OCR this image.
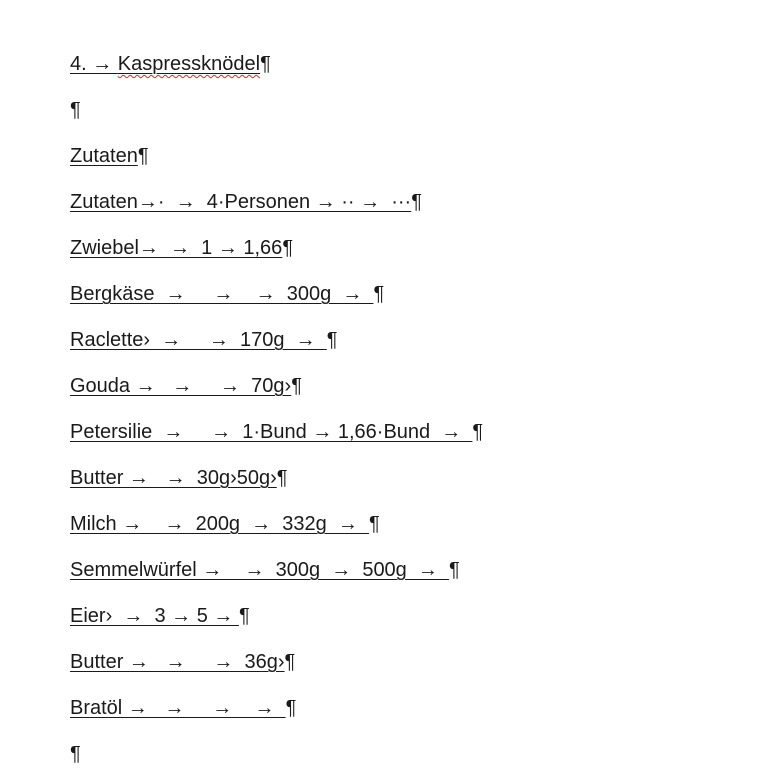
4. → Kaspressknödel¶
¶
Zutaten¶
Zutaten→·  →  4·Personen → ·· →  ···¶
Zwiebel→  →  1 → 1,66¶
Bergkäse  →     →    →  300g  →  ¶
Raclette›  →     →  170g  →  ¶
Gouda →   →     →  70g›¶
Petersilie  →     →  1·Bund → 1,66·Bund  →  ¶
Butter →   →  30g›50g›¶
Milch →    →  200g  →  332g  →  ¶
Semmelwürfel →    →  300g  →  500g  →  ¶
Eier›  →  3 → 5 → ¶
Butter →   →     →  36g›¶
Bratöl →   →     →    →  ¶
¶
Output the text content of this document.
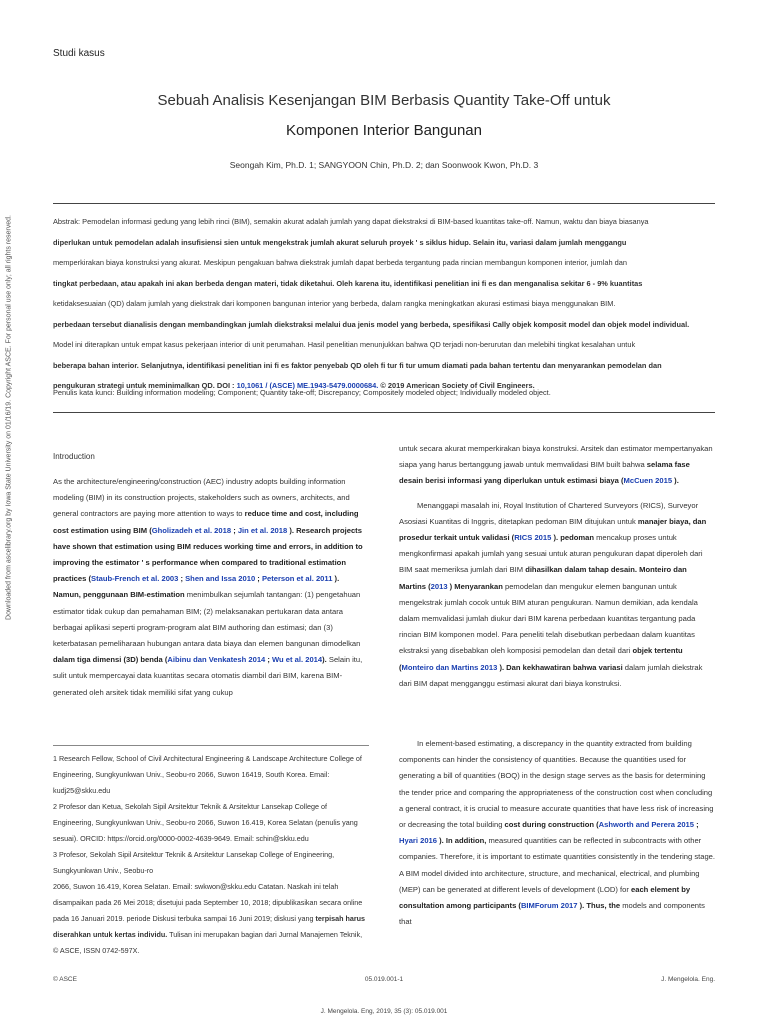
Downloaded from ascelibrary.org by Iowa State University on 01/16/19. Copyright ASCE. For personal use only; all rights reserved.
Studi kasus
Sebuah Analisis Kesenjangan BIM Berbasis Quantity Take-Off untuk
Komponen Interior Bangunan
Seongah Kim, Ph.D. 1; SANGYOON Chin, Ph.D. 2; dan Soonwook Kwon, Ph.D. 3
Abstrak: Pemodelan informasi gedung yang lebih rinci (BIM), semakin akurat adalah jumlah yang dapat diekstraksi di BIM-based kuantitas take-off. Namun, waktu dan biaya biasanya
diperlukan untuk pemodelan adalah insufisiensi sien untuk mengekstrak jumlah akurat seluruh proyek ' s siklus hidup. Selain itu, variasi dalam jumlah menggangu
memperkirakan biaya konstruksi yang akurat. Meskipun pengakuan bahwa diekstrak jumlah dapat berbeda tergantung pada rincian membangun komponen interior, jumlah dan
tingkat perbedaan, atau apakah ini akan berbeda dengan materi, tidak diketahui. Oleh karena itu, identifikasi penelitian ini fi es dan menganalisa sekitar 6 - 9% kuantitas
ketidaksesuaian (QD) dalam jumlah yang diekstrak dari komponen bangunan interior yang berbeda, dalam rangka meningkatkan akurasi estimasi biaya menggunakan BIM.
perbedaan tersebut dianalisis dengan membandingkan jumlah diekstraksi melalui dua jenis model yang berbeda, spesifikasi Cally objek komposit model dan objek model individual.
Model ini diterapkan untuk empat kasus pekerjaan interior di unit perumahan. Hasil penelitian menunjukkan bahwa QD terjadi non-berurutan dan melebihi tingkat kesalahan untuk
beberapa bahan interior. Selanjutnya, identifikasi penelitian ini fi es faktor penyebab QD oleh fi tur fi tur umum diamati pada bahan tertentu dan menyarankan pemodelan dan
pengukuran strategi untuk meminimalkan QD. DOI : 10,1061 / (ASCE) ME.1943-5479.0000684. © 2019 American Society of Civil Engineers.
Penulis kata kunci: Building information modeling; Component; Quantity take-off; Discrepancy; Compositely modeled object; Individually modeled object.
Introduction

As the architecture/engineering/construction (AEC) industry adopts building information modeling (BIM) in its construction projects, stakeholders such as owners, architects, and general contractors are paying more attention to ways to reduce time and cost, including cost estimation using BIM (Gholizadeh et al. 2018 ; Jin et al. 2018 ). Research projects have shown that estimation using BIM reduces working time and errors, in addition to improving the estimator ' s performance when compared to traditional estimation practices (Staub-French et al. 2003 ; Shen and Issa 2010 ; Peterson et al. 2011 ). Namun, penggunaan BIM-estimation menimbulkan sejumlah tantangan: (1) pengetahuan estimator tidak cukup dan pemahaman BIM; (2) melaksanakan pertukaran data antara berbagai aplikasi seperti program-program alat BIM authoring dan estimasi; dan (3) keterbatasan pemeliharaan hubungan antara data biaya dan elemen bangunan dimodelkan dalam tiga dimensi (3D) benda (Aibinu dan Venkatesh 2014 ; Wu et al. 2014). Selain itu, sulit untuk mempercayai data kuantitas secara otomatis diambil dari BIM, karena BIM-generated oleh arsitek tidak memiliki sifat yang cukup

untuk secara akurat memperkirakan biaya konstruksi. Arsitek dan estimator mempertanyakan siapa yang harus bertanggung jawab untuk memvalidasi BIM built bahwa selama fase desain berisi informasi yang diperlukan untuk estimasi biaya (McCuen 2015 ).

Menanggapi masalah ini, Royal Institution of Chartered Surveyors (RICS), Surveyor Asosiasi Kuantitas di Inggris, ditetapkan pedoman BIM ditujukan untuk manajer biaya, dan prosedur terkait untuk validasi (RICS 2015 ). pedoman mencakup proses untuk mengkonfirmasi apakah jumlah yang sesuai untuk aturan pengukuran dapat diperoleh dari BIM saat memeriksa jumlah dari BIM dihasilkan dalam tahap desain. Monteiro dan Martins (2013 ) Menyarankan pemodelan dan mengukur elemen bangunan untuk mengekstrak jumlah cocok untuk BIM aturan pengukuran. Namun demikian, ada kendala dalam memvalidasi jumlah diukur dari BIM karena perbedaan kuantitas tergantung pada rincian BIM komponen model. Para peneliti telah disebutkan perbedaan dalam kuantitas ekstraksi yang disebabkan oleh komposisi pemodelan dan detail dari objek tertentu (Monteiro dan Martins 2013 ). Dan kekhawatiran bahwa variasi dalam jumlah diekstrak dari BIM dapat mengganggu estimasi akurat dari biaya konstruksi.

1 Research Fellow, School of Civil Architectural Engineering & Landscape Architecture College of Engineering, Sungkyunkwan Univ., Seobu-ro 2066, Suwon 16419, South Korea. Email: kudj25@skku.edu
2 Profesor dan Ketua, Sekolah Sipil Arsitektur Teknik & Arsitektur Lansekap College of Engineering, Sungkyunkwan Univ., Seobu-ro 2066, Suwon 16.419, Korea Selatan (penulis yang sesuai). ORCID: https://orcid.org/0000-0002-4639-9649. Email: schin@skku.edu
3 Profesor, Sekolah Sipil Arsitektur Teknik & Arsitektur Lansekap College of Engineering, Sungkyunkwan Univ., Seobu-ro
2066, Suwon 16.419, Korea Selatan. Email: swkwon@skku.edu Catatan. Naskah ini telah disampaikan pada 26 Mei 2018; disetujui pada September 10, 2018; dipublikasikan secara online pada 16 Januari 2019. periode Diskusi terbuka sampai 16 Juni 2019; diskusi yang terpisah harus diserahkan untuk kertas individu. Tulisan ini merupakan bagian dari Jurnal Manajemen Teknik, © ASCE, ISSN 0742-597X.

In element-based estimating, a discrepancy in the quantity extracted from building components can hinder the consistency of quantities. Because the quantities used for generating a bill of quantities (BOQ) in the design stage serves as the basis for determining the tender price and comparing the appropriateness of the construction cost when concluding a general contract, it is crucial to measure accurate quantities that have less risk of increasing or decreasing the total building cost during construction (Ashworth and Perera 2015 ; Hyari 2016 ). In addition, measured quantities can be reflected in subcontracts with other companies. Therefore, it is important to estimate quantities consistently in the tendering stage. A BIM model divided into architecture, structure, and mechanical, electrical, and plumbing (MEP) can be generated at different levels of development (LOD) for each element by consultation among participants (BIMForum 2017 ). Thus, the models and components that

© ASCE	05.019.001-1	J. Mengelola. Eng.
J. Mengelola. Eng, 2019, 35 (3): 05.019.001
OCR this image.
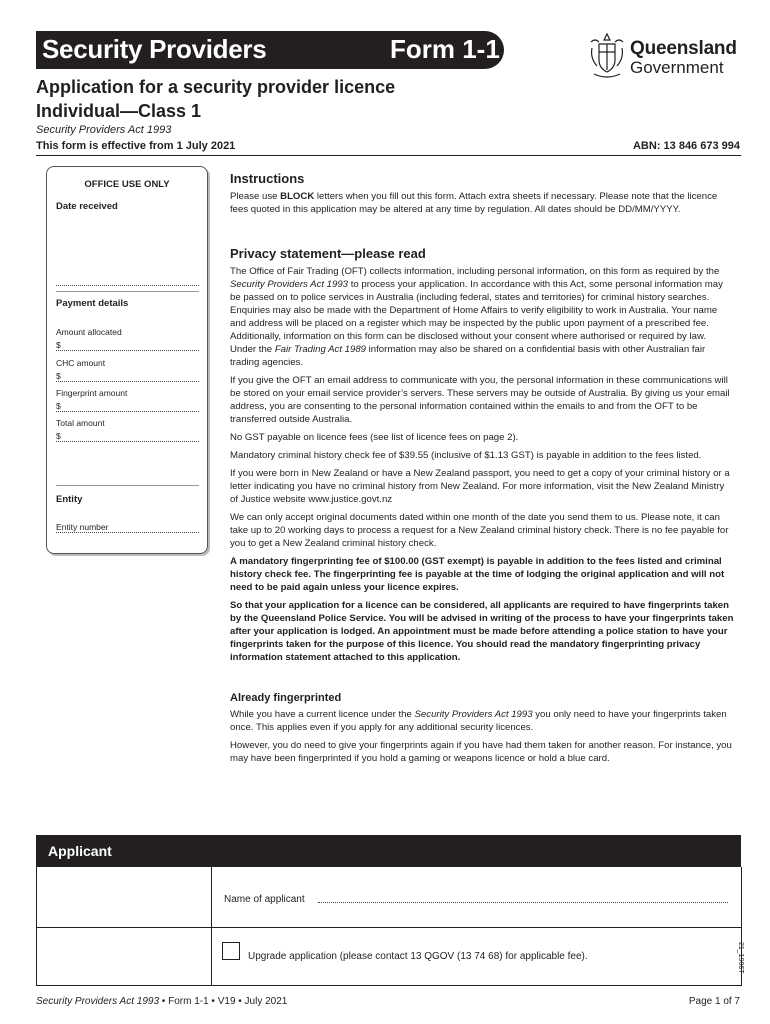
Security Providers	Form 1-1	Queensland
Government
Application for a security provider licence
Individual—Class 1
Security Providers Act 1993
This form is effective from 1 July 2021	ABN: 13 846 673 994
OFFICE USE ONLY
Date received
Payment details
Amount allocated
$
CHC amount
$
Fingerprint amount
$
Total amount
$
Entity
Entity number
Instructions

Please use BLOCK letters when you fill out this form. Attach extra sheets if necessary. Please note that the licence fees quoted in this application may be altered at any time by regulation. All dates should be DD/MM/YYYY.

Privacy statement—please read

The Office of Fair Trading (OFT) collects information, including personal information, on this form as required by the Security Providers Act 1993 to process your application. In accordance with this Act, some personal information may be passed on to police services in Australia (including federal, states and territories) for criminal history searches. Enquiries may also be made with the Department of Home Affairs to verify eligibility to work in Australia. Your name and address will be placed on a register which may be inspected by the public upon payment of a prescribed fee. Additionally, information on this form can be disclosed without your consent where authorised or required by law. Under the Fair Trading Act 1989 information may also be shared on a confidential basis with other Australian fair trading agencies.

If you give the OFT an email address to communicate with you, the personal information in these communications will be stored on your email service provider’s servers. These servers may be outside of Australia. By giving us your email address, you are consenting to the personal information contained within the emails to and from the OFT to be transferred outside Australia.

No GST payable on licence fees (see list of licence fees on page 2).

Mandatory criminal history check fee of $39.55 (inclusive of $1.13 GST) is payable in addition to the fees listed.

If you were born in New Zealand or have a New Zealand passport, you need to get a copy of your criminal history or a letter indicating you have no criminal history from New Zealand. For more information, visit the New Zealand Ministry of Justice website www.justice.govt.nz

We can only accept original documents dated within one month of the date you send them to us. Please note, it can take up to 20 working days to process a request for a New Zealand criminal history check. There is no fee payable for you to get a New Zealand criminal history check.

A mandatory fingerprinting fee of $100.00 (GST exempt) is payable in addition to the fees listed and criminal history check fee. The fingerprinting fee is payable at the time of lodging the original application and will not need to be paid again unless your licence expires.

So that your application for a licence can be considered, all applicants are required to have fingerprints taken by the Queensland Police Service. You will be advised in writing of the process to have your fingerprints taken after your application is lodged. An appointment must be made before attending a police station to have your fingerprints taken for the purpose of this licence. You should read the mandatory fingerprinting privacy information statement attached to this application.

Already fingerprinted

While you have a current licence under the Security Providers Act 1993 you only need to have your fingerprints taken once. This applies even if you apply for any additional security licences.

However, you do need to give your fingerprints again if you have had them taken for another reason. For instance, you may have been fingerprinted if you hold a gaming or weapons licence or hold a blue card.

Applicant
Name of applicant
Upgrade application (please contact 13 QGOV (13 74 68) for applicable fee).	21_1906T
Security Providers Act 1993 • Form 1-1 • V19 • July 2021	Page 1 of 7
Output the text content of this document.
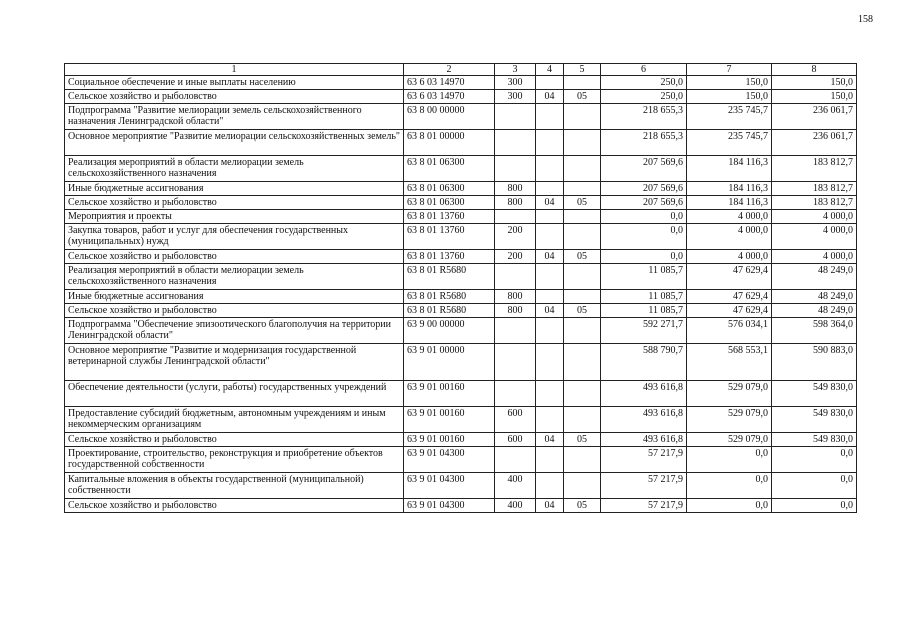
158
1	2	3	4	5	6	7	8
Социальное обеспечение и иные выплаты населению	63 6 03 14970	300			250,0	150,0	150,0
Сельское хозяйство и рыболовство	63 6 03 14970	300	04	05	250,0	150,0	150,0
Подпрограмма "Развитие мелиорации земель сельскохозяйственного назначения Ленинградской области"	63 8 00 00000				218 655,3	235 745,7	236 061,7
Основное мероприятие "Развитие мелиорации сельскохозяйственных земель"	63 8 01 00000				218 655,3	235 745,7	236 061,7
Реализация мероприятий в области мелиорации земель сельскохозяйственного назначения	63 8 01 06300				207 569,6	184 116,3	183 812,7
Иные бюджетные ассигнования	63 8 01 06300	800			207 569,6	184 116,3	183 812,7
Сельское хозяйство и рыболовство	63 8 01 06300	800	04	05	207 569,6	184 116,3	183 812,7
Мероприятия и проекты	63 8 01 13760				0,0	4 000,0	4 000,0
Закупка товаров, работ и услуг для обеспечения государственных (муниципальных) нужд	63 8 01 13760	200			0,0	4 000,0	4 000,0
Сельское хозяйство и рыболовство	63 8 01 13760	200	04	05	0,0	4 000,0	4 000,0
Реализация мероприятий в области мелиорации земель сельскохозяйственного назначения	63 8 01 R5680				11 085,7	47 629,4	48 249,0
Иные бюджетные ассигнования	63 8 01 R5680	800			11 085,7	47 629,4	48 249,0
Сельское хозяйство и рыболовство	63 8 01 R5680	800	04	05	11 085,7	47 629,4	48 249,0
Подпрограмма "Обеспечение эпизоотического благополучия на территории Ленинградской области"	63 9 00 00000				592 271,7	576 034,1	598 364,0
Основное мероприятие "Развитие и модернизация государственной ветеринарной службы Ленинградской области"	63 9 01 00000				588 790,7	568 553,1	590 883,0
Обеспечение деятельности (услуги, работы) государственных учреждений	63 9 01 00160				493 616,8	529 079,0	549 830,0
Предоставление субсидий бюджетным, автономным учреждениям и иным некоммерческим организациям	63 9 01 00160	600			493 616,8	529 079,0	549 830,0
Сельское хозяйство и рыболовство	63 9 01 00160	600	04	05	493 616,8	529 079,0	549 830,0
Проектирование, строительство, реконструкция и приобретение объектов государственной собственности	63 9 01 04300				57 217,9	0,0	0,0
Капитальные вложения в объекты государственной (муниципальной) собственности	63 9 01 04300	400			57 217,9	0,0	0,0
Сельское хозяйство и рыболовство	63 9 01 04300	400	04	05	57 217,9	0,0	0,0
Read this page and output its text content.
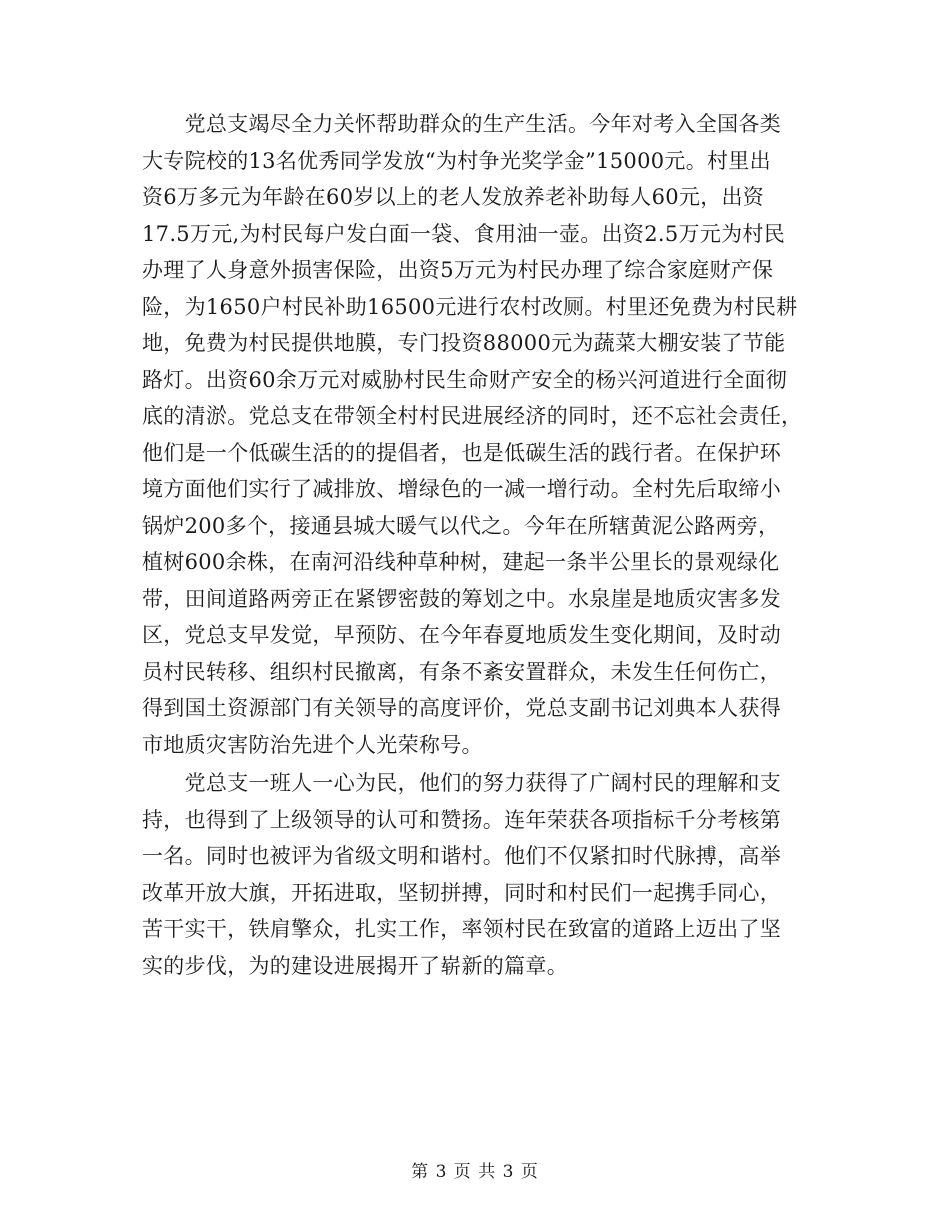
　　党总支竭尽全力关怀帮助群众的生产生活。今年对考入全国各类
大专院校的13名优秀同学发放“为村争光奖学金”15000元。村里出
资6万多元为年龄在60岁以上的老人发放养老补助每人60元，出资
17.5万元,为村民每户发白面一袋、食用油一壶。出资2.5万元为村民
办理了人身意外损害保险，出资5万元为村民办理了综合家庭财产保
险，为1650户村民补助16500元进行农村改厕。村里还免费为村民耕
地，免费为村民提供地膜，专门投资88000元为蔬菜大棚安装了节能
路灯。出资60余万元对威胁村民生命财产安全的杨兴河道进行全面彻
底的清淤。党总支在带领全村村民进展经济的同时，还不忘社会责任，
他们是一个低碳生活的的提倡者，也是低碳生活的践行者。在保护环
境方面他们实行了减排放、增绿色的一减一增行动。全村先后取缔小
锅炉200多个，接通县城大暖气以代之。今年在所辖黄泥公路两旁，
植树600余株，在南河沿线种草种树，建起一条半公里长的景观绿化
带，田间道路两旁正在紧锣密鼓的筹划之中。水泉崖是地质灾害多发
区，党总支早发觉，早预防、在今年春夏地质发生变化期间，及时动
员村民转移、组织村民撤离，有条不紊安置群众，未发生任何伤亡，
得到国土资源部门有关领导的高度评价，党总支副书记刘典本人获得
市地质灾害防治先进个人光荣称号。
　　党总支一班人一心为民，他们的努力获得了广阔村民的理解和支
持，也得到了上级领导的认可和赞扬。连年荣获各项指标千分考核第
一名。同时也被评为省级文明和谐村。他们不仅紧扣时代脉搏，高举
改革开放大旗，开拓进取，坚韧拼搏，同时和村民们一起携手同心，
苦干实干，铁肩擎众，扎实工作，率领村民在致富的道路上迈出了坚
实的步伐，为的建设进展揭开了崭新的篇章。
第 3 页 共 3 页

**What the exercise asks**. Within the entries above, how many lines contain "Lansekap"? Respond with the number only.

**The response**. 2